**Goal**. Work through the data below line by line and say how many lines hold "take"; give only the number.

==== Material for this task

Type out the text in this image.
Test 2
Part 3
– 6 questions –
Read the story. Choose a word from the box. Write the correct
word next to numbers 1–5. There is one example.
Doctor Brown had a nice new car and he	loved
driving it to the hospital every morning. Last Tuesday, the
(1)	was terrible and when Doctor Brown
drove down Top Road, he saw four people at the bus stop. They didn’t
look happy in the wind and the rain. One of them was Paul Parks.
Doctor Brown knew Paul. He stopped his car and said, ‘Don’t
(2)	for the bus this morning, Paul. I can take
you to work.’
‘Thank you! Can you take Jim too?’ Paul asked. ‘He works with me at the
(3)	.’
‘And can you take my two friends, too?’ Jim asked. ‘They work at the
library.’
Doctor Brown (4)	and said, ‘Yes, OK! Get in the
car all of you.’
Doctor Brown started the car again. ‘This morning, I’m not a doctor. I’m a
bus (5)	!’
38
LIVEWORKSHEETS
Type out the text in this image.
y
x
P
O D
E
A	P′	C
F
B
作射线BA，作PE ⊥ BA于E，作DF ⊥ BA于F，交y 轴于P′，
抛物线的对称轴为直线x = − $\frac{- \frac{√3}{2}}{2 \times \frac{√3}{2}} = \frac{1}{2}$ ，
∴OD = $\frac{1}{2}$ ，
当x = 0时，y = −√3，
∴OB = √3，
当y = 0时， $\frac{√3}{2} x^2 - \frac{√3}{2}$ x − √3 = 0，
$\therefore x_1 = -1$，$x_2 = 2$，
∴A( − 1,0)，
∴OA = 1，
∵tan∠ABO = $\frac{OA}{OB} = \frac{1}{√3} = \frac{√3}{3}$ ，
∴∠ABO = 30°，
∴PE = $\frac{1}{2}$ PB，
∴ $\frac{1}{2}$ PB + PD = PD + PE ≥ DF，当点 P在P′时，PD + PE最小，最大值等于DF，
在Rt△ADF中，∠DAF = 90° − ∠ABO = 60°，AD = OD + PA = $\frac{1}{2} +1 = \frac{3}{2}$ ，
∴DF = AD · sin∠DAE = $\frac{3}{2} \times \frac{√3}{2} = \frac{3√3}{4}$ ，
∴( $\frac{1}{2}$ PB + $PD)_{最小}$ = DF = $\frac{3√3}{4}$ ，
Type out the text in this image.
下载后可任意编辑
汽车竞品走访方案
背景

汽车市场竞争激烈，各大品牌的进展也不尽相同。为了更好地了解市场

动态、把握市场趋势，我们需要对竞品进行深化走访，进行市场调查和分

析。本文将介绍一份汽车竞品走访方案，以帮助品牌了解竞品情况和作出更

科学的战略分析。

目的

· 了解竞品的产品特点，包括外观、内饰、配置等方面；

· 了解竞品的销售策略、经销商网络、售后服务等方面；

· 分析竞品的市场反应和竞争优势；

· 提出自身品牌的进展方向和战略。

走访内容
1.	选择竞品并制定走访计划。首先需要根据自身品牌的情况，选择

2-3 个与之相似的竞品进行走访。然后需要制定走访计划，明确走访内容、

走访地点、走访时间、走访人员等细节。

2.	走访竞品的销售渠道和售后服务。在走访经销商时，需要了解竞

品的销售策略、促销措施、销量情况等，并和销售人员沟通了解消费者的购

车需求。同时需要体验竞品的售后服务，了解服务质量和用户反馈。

========

**Result**. 3